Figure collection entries
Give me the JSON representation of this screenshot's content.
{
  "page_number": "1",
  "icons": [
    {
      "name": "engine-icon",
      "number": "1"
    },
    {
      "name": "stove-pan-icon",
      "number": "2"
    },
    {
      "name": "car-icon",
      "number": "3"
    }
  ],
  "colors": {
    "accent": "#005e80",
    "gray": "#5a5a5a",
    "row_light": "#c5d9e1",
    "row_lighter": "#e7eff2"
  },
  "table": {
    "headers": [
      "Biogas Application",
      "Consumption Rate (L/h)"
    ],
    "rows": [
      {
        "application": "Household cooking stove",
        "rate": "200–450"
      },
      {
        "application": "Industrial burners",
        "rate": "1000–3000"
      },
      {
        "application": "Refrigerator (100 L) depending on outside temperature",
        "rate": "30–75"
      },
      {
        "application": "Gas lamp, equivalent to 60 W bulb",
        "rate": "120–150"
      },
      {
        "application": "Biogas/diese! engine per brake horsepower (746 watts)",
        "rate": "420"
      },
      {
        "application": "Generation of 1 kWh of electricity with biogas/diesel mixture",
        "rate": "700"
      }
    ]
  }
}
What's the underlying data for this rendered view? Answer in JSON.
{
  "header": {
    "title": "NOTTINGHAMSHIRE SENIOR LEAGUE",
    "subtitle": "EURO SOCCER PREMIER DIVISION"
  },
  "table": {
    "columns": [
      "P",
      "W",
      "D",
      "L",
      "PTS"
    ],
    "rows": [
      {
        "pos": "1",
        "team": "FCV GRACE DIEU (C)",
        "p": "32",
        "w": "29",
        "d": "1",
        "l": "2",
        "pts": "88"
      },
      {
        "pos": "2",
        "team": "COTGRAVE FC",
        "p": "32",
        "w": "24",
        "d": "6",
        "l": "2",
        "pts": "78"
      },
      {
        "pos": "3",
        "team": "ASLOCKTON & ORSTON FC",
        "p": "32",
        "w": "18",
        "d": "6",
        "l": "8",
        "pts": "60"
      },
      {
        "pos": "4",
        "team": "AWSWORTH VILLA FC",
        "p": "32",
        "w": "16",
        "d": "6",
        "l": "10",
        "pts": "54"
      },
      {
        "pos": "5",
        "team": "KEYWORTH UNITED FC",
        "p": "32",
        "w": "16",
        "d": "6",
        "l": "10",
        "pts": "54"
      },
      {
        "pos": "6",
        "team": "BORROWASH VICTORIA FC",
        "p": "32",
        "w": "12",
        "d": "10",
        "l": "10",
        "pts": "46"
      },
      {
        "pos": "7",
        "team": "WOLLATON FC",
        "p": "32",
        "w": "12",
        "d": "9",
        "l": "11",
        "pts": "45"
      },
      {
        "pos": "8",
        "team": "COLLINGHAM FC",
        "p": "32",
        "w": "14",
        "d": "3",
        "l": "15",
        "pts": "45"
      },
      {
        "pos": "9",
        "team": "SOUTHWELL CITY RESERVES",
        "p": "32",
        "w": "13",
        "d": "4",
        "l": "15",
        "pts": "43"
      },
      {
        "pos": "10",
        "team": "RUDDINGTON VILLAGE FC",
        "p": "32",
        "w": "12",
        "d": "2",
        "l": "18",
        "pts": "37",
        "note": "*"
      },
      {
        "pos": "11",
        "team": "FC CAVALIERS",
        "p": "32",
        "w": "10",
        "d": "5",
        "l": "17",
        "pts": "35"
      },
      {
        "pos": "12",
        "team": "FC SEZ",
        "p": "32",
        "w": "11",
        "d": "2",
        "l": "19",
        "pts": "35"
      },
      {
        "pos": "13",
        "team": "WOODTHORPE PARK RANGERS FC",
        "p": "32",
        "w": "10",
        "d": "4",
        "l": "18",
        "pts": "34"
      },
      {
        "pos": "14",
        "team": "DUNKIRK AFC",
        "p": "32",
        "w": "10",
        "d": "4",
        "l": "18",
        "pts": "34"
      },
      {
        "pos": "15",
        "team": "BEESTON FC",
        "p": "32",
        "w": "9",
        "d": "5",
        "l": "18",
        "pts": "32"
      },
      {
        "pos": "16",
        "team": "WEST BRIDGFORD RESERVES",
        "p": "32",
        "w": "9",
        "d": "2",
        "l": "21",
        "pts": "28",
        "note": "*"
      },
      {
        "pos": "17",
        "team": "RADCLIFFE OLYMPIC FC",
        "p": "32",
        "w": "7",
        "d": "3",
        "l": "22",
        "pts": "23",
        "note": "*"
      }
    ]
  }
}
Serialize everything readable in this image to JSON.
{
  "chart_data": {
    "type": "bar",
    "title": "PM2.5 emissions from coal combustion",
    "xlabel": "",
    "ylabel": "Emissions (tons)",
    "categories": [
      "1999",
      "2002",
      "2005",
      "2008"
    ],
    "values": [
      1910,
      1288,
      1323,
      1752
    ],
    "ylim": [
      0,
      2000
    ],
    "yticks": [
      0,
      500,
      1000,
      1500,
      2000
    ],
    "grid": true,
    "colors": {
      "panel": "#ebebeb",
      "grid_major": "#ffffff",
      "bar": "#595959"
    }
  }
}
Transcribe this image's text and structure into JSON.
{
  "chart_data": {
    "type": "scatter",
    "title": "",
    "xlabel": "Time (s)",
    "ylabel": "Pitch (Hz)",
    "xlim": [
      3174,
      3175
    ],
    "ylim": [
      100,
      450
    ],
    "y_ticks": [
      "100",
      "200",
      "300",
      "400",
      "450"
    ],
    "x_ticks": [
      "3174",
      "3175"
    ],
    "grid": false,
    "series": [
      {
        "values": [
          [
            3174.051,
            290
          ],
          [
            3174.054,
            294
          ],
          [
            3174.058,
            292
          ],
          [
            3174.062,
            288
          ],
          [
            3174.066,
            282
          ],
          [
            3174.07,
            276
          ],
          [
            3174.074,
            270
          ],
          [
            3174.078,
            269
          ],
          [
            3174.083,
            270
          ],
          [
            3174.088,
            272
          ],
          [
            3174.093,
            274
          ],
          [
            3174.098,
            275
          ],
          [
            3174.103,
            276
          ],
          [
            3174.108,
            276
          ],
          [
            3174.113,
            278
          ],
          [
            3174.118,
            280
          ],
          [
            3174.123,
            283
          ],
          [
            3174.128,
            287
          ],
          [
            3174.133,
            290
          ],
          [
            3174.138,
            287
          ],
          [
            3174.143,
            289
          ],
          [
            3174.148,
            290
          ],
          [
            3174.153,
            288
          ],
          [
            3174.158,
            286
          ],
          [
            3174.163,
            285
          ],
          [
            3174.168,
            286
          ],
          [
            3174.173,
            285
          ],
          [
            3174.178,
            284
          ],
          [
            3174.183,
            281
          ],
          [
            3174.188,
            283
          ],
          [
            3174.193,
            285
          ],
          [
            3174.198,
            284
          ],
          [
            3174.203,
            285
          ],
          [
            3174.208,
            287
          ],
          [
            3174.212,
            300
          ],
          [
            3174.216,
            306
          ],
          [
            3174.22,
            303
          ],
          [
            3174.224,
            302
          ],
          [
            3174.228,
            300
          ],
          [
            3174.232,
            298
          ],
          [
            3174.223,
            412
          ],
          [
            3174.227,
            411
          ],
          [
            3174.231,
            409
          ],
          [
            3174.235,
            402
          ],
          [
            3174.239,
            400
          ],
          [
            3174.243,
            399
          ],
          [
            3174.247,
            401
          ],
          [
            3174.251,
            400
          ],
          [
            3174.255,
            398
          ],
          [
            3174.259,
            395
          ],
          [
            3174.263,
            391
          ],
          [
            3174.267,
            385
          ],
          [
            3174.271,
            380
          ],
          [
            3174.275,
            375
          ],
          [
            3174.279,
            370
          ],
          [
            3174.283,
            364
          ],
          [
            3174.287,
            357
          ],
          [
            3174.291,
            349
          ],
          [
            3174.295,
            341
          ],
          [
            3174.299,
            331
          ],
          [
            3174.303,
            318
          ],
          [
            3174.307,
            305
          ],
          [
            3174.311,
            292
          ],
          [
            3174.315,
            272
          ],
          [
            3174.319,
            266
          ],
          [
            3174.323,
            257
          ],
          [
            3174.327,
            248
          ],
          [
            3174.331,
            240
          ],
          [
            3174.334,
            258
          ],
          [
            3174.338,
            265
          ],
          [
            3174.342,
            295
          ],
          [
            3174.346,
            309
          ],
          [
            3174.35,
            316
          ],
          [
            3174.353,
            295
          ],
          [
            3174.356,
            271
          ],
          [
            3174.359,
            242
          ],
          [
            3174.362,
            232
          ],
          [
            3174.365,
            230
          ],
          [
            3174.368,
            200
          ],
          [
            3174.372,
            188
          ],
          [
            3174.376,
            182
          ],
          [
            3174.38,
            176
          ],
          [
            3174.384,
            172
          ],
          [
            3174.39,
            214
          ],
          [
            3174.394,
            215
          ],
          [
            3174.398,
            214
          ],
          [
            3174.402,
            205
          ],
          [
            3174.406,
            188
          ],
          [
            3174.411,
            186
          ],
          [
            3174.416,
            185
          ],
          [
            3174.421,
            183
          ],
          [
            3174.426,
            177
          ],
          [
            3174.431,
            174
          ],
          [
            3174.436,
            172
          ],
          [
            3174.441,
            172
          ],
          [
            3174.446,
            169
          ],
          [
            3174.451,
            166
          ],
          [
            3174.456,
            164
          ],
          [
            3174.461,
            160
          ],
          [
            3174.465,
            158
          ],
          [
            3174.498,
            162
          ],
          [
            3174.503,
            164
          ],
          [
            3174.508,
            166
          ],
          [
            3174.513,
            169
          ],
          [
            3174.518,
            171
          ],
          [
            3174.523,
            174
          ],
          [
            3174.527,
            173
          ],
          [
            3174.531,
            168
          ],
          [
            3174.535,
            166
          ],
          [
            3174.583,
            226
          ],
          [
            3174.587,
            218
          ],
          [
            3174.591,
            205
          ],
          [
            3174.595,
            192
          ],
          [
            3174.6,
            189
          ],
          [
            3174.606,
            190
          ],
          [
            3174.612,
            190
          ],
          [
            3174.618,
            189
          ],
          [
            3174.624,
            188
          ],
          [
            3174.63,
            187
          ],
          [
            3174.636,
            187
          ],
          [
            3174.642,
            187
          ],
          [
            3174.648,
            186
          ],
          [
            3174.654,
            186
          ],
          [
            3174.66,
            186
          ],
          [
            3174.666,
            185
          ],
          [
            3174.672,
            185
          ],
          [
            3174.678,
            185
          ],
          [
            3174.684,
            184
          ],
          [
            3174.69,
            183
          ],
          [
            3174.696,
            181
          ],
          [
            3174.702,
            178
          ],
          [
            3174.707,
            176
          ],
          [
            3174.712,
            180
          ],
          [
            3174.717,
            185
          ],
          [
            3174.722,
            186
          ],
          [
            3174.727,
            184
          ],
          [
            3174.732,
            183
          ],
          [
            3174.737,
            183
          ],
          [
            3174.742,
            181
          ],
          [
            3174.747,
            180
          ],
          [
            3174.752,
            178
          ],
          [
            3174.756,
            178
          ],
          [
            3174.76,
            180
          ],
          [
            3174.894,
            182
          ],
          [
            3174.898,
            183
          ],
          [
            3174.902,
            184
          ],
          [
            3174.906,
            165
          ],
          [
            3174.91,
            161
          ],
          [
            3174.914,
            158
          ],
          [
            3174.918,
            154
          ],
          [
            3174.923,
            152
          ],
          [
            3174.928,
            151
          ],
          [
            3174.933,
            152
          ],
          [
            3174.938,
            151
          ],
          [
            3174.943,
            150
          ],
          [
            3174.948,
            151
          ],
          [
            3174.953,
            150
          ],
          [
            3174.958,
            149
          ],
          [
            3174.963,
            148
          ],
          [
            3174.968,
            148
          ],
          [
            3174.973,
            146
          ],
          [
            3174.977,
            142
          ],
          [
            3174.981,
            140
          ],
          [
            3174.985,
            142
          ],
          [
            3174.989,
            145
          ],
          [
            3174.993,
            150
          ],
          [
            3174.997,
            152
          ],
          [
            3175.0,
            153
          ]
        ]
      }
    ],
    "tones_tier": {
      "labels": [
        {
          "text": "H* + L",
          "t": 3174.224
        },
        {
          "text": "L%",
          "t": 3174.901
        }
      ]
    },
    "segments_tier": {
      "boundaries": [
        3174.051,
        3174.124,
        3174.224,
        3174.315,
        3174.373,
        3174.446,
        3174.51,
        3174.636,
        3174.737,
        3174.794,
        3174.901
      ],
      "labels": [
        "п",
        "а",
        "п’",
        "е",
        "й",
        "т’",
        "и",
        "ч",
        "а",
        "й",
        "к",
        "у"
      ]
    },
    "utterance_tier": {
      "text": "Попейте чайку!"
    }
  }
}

◆ Exercise task ◆
Give the count of lines that hold the word "ylabel", with nothing added.

◆ The answer ◆
2